(Records from a data source)
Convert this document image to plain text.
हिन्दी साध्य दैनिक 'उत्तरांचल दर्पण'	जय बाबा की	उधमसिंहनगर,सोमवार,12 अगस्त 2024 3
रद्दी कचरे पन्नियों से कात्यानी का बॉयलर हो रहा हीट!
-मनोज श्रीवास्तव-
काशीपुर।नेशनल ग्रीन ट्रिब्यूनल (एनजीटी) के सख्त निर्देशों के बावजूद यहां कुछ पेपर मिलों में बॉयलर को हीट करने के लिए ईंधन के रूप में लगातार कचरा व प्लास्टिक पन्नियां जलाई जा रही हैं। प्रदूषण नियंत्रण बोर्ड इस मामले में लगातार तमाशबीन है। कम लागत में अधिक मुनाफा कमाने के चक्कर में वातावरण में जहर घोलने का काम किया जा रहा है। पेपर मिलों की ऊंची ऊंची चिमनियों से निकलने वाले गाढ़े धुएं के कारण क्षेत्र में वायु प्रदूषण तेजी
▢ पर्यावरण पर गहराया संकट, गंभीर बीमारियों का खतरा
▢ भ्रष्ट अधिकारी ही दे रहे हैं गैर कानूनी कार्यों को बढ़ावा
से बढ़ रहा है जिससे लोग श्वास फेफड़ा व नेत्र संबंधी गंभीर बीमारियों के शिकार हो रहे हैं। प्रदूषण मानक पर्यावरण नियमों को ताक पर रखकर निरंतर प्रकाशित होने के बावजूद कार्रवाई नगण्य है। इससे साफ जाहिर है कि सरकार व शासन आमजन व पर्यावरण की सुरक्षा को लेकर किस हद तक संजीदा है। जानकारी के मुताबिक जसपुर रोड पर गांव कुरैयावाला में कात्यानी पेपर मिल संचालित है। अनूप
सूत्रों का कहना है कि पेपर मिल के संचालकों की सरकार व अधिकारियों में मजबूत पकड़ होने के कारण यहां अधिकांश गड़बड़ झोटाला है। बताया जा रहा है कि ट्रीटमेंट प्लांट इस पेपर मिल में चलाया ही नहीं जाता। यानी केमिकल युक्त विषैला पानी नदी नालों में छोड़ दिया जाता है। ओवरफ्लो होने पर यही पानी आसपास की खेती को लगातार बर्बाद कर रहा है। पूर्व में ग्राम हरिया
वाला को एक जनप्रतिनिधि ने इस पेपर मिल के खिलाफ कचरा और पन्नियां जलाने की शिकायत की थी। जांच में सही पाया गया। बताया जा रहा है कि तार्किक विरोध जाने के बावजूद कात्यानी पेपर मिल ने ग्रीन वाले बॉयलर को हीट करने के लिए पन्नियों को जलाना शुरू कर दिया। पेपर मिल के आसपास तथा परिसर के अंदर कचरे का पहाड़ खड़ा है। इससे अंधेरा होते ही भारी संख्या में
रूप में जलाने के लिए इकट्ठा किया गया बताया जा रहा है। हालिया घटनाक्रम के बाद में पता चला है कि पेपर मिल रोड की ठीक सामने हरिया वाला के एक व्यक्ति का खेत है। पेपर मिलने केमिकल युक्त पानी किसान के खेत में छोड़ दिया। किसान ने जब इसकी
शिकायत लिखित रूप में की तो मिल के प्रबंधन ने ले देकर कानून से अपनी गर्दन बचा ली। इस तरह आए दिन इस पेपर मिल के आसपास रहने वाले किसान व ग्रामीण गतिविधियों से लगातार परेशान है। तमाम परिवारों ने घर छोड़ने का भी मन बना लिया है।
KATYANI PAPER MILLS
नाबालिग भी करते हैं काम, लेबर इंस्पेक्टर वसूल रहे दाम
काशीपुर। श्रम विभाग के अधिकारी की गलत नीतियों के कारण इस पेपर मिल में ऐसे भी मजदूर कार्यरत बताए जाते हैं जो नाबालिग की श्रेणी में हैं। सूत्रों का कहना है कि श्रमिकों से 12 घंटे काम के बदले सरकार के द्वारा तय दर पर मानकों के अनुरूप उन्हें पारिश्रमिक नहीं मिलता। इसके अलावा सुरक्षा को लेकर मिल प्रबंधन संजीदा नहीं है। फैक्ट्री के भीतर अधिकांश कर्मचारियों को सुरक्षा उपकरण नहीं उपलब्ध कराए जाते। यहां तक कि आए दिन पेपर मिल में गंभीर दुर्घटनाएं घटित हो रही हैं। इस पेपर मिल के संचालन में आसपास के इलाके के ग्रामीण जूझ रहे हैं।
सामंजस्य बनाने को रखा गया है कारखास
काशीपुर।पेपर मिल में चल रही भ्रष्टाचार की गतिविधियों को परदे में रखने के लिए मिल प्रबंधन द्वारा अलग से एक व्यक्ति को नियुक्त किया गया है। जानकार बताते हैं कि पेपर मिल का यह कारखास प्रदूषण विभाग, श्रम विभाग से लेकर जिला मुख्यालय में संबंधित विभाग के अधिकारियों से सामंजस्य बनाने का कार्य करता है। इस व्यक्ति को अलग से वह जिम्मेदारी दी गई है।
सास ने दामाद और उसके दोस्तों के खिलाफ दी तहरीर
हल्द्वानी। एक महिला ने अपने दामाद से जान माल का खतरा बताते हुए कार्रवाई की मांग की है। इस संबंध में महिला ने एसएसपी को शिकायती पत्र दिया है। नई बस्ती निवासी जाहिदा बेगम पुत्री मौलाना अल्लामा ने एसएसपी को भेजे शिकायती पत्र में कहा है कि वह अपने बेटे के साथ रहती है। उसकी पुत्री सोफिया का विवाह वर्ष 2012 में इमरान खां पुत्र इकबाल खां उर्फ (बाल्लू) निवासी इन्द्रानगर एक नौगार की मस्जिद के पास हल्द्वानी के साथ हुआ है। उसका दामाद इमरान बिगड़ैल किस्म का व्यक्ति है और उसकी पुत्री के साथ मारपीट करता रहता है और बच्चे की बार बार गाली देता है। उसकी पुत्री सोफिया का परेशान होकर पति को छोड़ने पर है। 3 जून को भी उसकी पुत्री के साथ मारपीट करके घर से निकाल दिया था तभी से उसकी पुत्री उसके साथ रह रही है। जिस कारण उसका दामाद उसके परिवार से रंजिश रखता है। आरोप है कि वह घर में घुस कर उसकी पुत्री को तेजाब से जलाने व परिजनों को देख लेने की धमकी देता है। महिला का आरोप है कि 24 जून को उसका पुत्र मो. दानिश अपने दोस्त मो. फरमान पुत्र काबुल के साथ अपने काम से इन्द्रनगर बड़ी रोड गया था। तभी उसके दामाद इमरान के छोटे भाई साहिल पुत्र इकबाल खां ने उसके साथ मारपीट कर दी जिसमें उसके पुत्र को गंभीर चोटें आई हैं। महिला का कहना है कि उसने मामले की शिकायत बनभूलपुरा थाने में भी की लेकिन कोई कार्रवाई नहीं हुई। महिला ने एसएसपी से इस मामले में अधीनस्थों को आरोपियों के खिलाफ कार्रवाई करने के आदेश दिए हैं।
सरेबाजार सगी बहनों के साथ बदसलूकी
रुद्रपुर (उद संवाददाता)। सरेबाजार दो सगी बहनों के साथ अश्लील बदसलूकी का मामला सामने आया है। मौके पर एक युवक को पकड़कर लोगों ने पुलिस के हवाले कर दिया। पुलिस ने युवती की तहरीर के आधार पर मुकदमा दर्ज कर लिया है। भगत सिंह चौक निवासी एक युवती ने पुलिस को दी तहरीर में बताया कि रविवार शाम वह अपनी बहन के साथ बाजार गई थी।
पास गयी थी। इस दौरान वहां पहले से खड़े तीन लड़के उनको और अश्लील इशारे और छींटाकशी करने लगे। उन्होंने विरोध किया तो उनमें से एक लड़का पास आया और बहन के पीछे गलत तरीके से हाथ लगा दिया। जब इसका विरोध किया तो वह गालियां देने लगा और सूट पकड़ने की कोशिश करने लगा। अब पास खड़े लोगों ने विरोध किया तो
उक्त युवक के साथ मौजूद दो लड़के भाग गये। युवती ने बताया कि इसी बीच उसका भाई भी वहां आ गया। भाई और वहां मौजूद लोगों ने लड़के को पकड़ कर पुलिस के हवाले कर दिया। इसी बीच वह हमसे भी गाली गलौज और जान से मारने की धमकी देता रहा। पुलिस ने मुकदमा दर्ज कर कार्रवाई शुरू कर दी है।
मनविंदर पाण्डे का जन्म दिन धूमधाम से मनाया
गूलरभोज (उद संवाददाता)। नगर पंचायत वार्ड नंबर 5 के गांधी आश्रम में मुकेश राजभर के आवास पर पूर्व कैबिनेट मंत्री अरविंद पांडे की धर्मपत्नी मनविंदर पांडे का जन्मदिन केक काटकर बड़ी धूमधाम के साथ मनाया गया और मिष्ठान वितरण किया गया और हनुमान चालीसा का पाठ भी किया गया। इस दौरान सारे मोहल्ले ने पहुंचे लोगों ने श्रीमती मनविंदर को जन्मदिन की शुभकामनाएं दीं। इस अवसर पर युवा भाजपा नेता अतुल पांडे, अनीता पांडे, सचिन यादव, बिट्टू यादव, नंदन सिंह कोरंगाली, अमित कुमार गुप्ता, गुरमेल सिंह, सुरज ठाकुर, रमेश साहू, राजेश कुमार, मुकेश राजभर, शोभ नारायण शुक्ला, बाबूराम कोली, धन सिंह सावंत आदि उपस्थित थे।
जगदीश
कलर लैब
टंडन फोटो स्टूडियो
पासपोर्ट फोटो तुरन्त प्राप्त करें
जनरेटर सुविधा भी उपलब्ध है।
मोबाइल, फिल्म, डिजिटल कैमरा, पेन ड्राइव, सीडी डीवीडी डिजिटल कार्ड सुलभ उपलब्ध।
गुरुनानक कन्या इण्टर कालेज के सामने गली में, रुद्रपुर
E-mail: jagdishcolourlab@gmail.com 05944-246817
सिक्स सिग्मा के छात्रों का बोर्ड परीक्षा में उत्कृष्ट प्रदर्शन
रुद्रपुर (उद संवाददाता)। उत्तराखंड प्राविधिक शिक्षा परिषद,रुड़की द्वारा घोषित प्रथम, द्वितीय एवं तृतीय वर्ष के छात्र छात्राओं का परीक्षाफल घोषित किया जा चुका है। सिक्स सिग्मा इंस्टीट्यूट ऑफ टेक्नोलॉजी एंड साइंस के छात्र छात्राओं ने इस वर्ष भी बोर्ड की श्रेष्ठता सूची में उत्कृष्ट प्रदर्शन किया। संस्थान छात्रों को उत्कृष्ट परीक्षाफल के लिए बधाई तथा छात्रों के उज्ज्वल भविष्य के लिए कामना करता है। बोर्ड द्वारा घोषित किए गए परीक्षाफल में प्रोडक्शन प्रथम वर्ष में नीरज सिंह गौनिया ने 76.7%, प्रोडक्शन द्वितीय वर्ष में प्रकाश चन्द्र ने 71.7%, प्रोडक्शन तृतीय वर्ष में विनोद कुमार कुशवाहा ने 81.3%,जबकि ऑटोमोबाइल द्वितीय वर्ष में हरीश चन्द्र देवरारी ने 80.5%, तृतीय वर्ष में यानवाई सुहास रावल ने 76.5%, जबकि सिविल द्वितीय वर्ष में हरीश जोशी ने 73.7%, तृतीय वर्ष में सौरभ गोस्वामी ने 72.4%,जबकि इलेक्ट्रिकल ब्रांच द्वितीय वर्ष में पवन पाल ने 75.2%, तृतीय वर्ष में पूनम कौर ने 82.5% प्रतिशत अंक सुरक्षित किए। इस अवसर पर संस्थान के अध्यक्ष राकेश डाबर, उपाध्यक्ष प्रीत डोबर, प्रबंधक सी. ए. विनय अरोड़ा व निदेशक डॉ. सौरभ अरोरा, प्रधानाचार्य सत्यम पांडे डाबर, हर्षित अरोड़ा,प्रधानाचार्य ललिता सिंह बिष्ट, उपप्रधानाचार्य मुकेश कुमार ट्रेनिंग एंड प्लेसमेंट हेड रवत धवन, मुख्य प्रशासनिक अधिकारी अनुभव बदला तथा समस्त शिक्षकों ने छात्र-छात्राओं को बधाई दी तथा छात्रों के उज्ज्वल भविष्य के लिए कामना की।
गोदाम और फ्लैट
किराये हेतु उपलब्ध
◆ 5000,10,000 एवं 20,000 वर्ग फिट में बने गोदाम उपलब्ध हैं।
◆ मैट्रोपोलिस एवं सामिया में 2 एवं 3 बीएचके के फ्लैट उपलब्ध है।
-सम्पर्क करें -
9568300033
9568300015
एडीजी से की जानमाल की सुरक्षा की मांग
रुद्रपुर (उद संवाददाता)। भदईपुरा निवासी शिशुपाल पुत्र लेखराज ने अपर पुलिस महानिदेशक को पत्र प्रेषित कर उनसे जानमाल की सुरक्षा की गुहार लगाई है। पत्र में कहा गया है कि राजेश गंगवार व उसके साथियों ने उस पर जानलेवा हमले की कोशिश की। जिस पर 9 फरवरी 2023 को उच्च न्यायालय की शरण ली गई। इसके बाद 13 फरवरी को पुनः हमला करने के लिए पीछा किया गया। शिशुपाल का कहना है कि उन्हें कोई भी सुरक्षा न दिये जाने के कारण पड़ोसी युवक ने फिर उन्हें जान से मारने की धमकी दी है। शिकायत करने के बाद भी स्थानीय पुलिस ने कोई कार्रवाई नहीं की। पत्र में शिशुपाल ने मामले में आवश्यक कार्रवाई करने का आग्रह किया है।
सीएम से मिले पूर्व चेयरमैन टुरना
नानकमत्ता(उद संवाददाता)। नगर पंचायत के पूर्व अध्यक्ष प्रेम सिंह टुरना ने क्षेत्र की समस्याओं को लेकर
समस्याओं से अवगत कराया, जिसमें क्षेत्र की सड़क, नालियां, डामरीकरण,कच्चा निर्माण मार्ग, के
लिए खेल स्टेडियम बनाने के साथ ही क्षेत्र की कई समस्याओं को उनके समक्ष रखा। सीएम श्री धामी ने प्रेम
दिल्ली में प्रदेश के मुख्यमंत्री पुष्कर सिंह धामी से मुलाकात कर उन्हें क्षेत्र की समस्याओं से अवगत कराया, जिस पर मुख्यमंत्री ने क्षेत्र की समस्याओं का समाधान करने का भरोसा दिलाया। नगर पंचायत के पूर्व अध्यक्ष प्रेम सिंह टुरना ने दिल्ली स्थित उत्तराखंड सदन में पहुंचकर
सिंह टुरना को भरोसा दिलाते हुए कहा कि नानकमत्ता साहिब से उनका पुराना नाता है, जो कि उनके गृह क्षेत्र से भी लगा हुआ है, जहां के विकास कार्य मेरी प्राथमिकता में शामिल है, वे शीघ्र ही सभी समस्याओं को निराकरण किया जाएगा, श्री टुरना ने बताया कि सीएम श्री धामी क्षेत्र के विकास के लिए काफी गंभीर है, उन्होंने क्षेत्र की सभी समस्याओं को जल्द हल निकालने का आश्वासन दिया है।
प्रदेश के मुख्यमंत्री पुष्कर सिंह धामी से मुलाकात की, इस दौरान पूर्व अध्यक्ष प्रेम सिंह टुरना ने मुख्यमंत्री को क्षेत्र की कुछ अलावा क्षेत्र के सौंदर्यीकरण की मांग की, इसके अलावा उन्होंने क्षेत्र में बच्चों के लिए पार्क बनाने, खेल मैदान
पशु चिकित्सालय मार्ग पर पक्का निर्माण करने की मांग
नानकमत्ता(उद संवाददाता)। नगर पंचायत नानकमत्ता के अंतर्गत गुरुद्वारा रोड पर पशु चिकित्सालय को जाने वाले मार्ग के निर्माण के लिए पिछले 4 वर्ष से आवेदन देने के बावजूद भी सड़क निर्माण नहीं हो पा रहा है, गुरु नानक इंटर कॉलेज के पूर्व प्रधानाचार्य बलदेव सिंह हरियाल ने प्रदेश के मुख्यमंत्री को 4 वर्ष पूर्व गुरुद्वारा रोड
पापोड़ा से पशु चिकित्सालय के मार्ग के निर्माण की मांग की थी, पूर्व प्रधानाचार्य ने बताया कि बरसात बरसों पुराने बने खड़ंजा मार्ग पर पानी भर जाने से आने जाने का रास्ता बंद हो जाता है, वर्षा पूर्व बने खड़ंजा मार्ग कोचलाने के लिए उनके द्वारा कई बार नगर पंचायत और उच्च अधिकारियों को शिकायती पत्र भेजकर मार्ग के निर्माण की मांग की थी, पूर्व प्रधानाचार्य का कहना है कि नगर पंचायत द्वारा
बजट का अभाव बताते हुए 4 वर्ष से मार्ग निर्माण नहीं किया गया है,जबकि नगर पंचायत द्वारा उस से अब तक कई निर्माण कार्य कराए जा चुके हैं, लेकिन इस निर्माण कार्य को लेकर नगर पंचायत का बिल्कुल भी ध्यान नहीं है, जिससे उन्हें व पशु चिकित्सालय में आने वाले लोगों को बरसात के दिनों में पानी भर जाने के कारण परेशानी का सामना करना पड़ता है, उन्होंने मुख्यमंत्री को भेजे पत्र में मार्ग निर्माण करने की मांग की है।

...

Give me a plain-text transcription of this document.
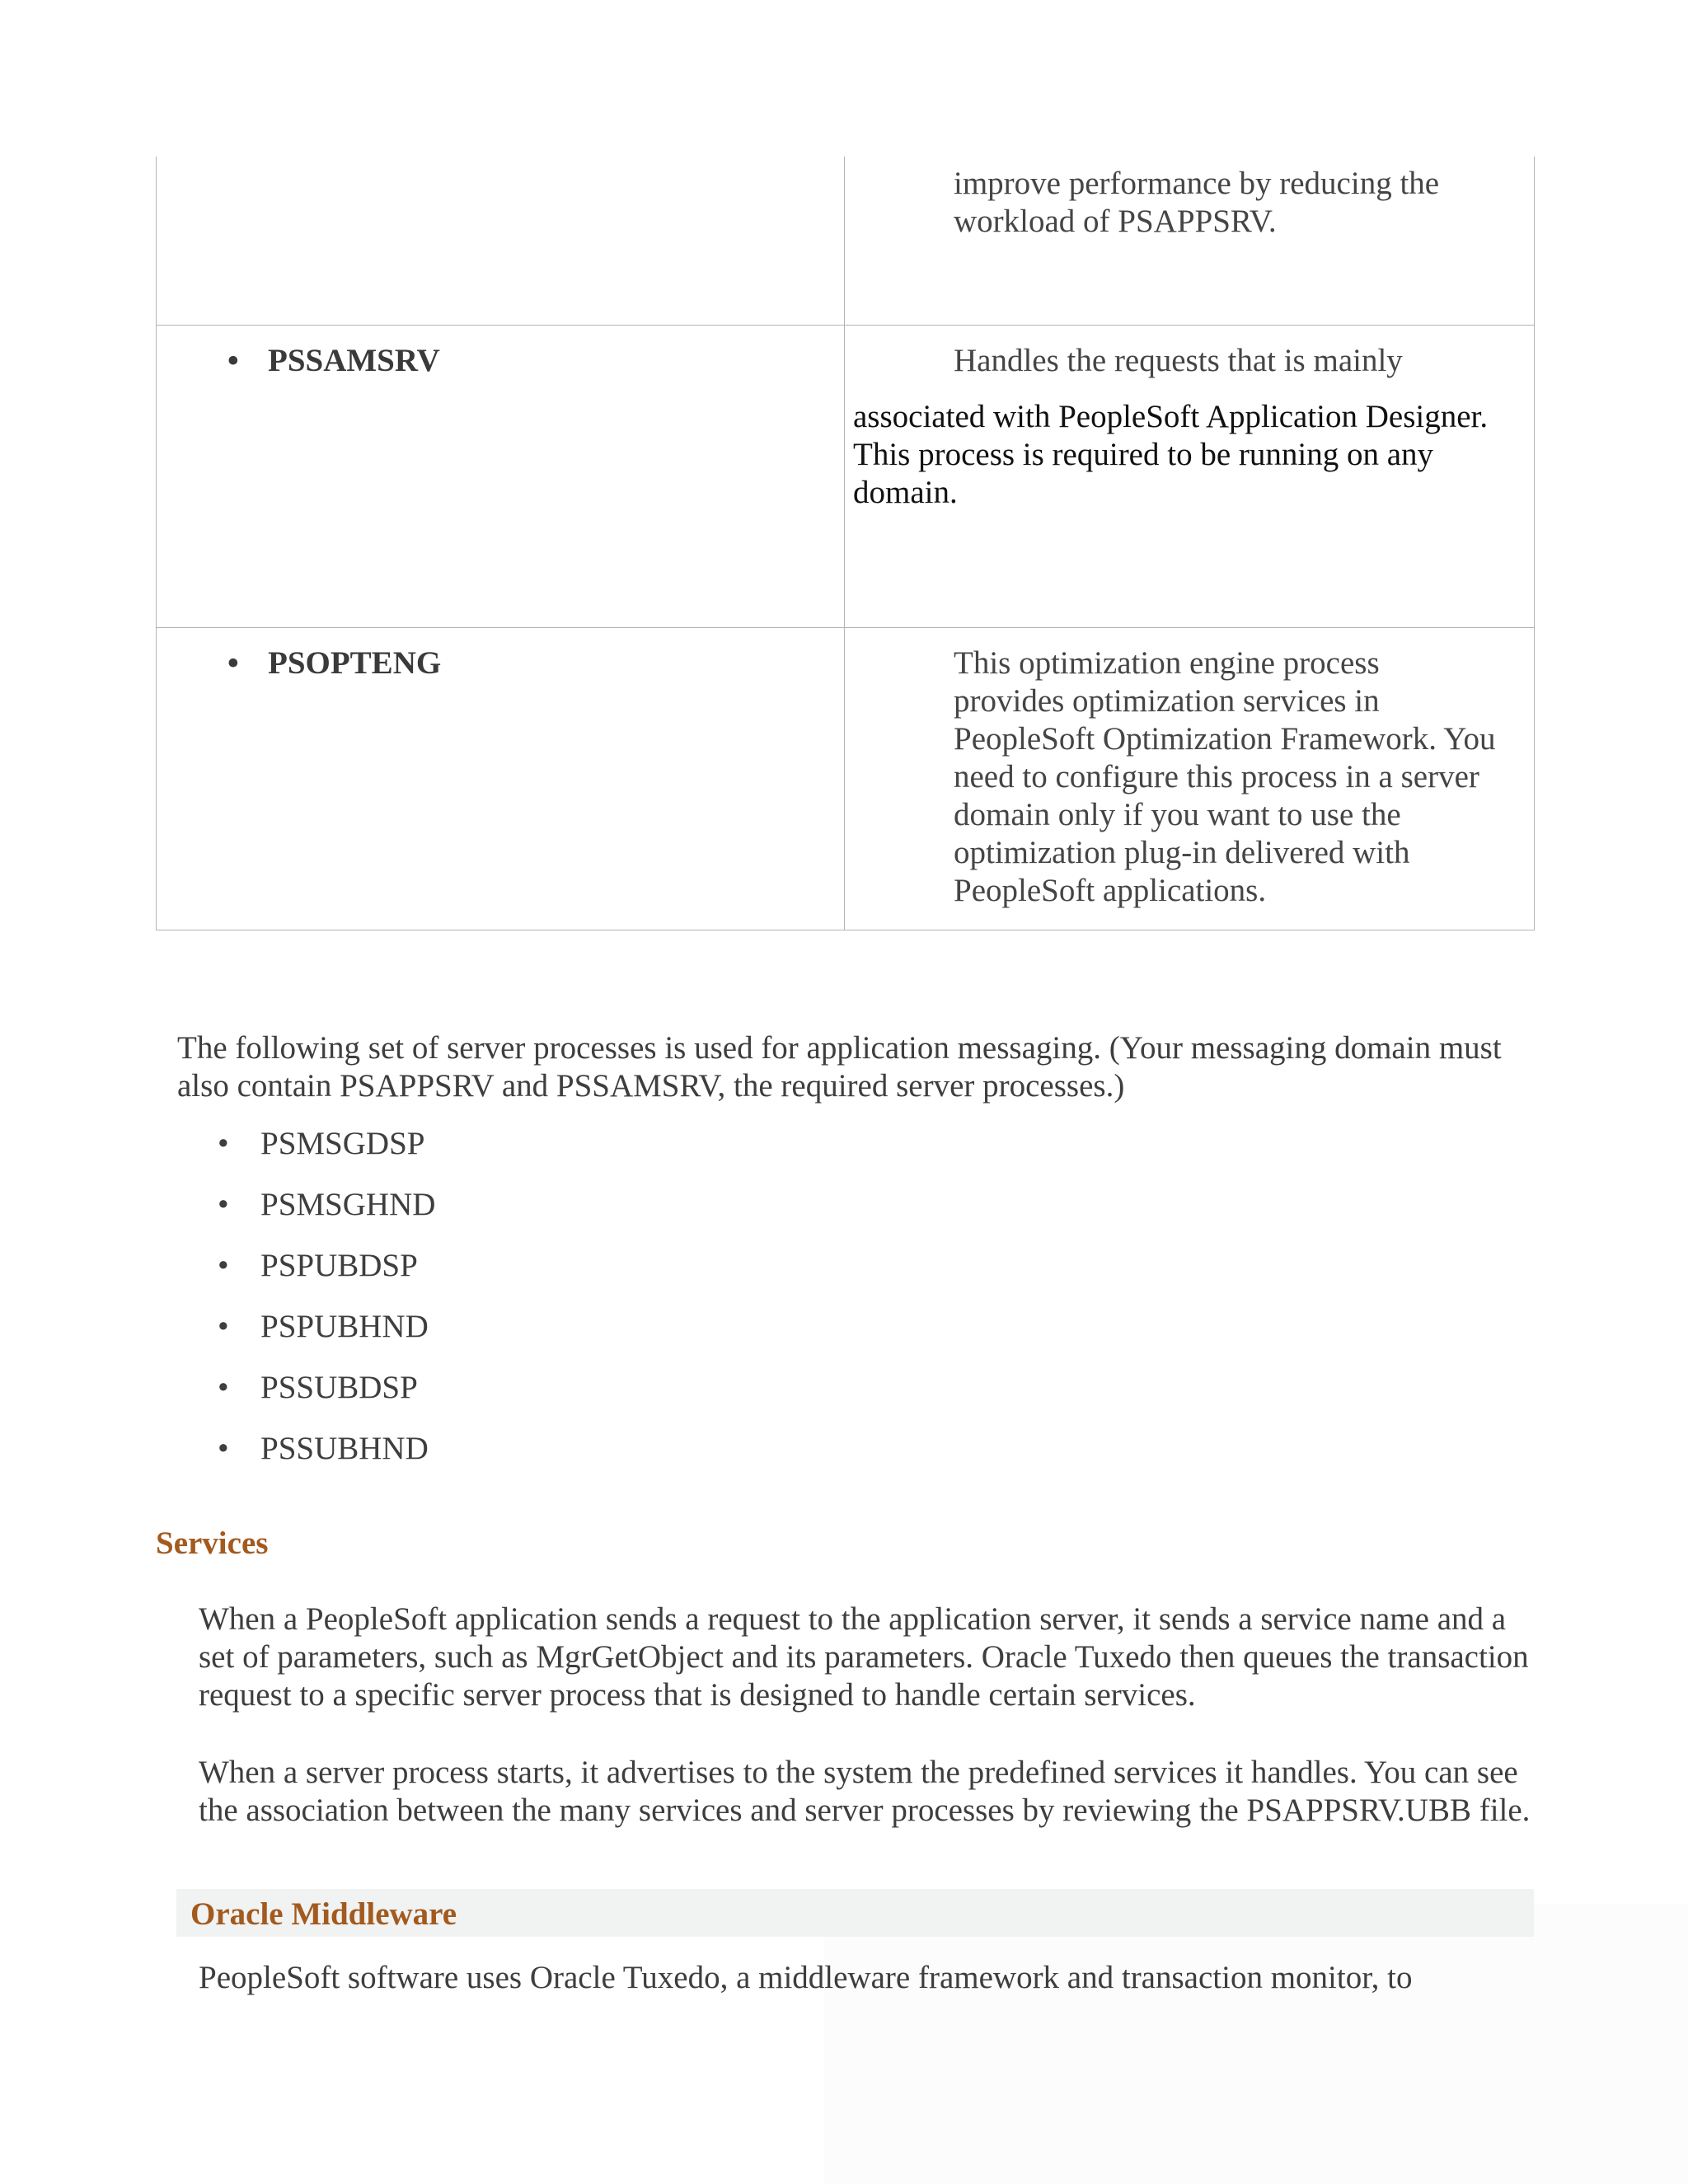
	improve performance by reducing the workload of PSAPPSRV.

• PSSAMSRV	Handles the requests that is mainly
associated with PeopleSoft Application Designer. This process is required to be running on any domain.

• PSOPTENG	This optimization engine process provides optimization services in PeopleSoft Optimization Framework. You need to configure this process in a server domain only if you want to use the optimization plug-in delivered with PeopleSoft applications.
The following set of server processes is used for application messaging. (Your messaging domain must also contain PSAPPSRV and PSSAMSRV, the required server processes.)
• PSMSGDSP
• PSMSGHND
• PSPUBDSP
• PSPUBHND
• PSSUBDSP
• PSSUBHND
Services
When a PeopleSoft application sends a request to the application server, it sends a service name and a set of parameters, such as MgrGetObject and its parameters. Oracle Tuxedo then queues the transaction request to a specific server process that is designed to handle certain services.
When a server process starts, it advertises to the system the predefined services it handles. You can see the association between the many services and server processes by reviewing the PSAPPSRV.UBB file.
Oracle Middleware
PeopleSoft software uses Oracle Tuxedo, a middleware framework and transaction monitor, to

§ **Short exercise**: Ascertain the number of lines in the entries that include the word "PSSAMSRV", and report only that number.

§ **Solution to this problem**: 2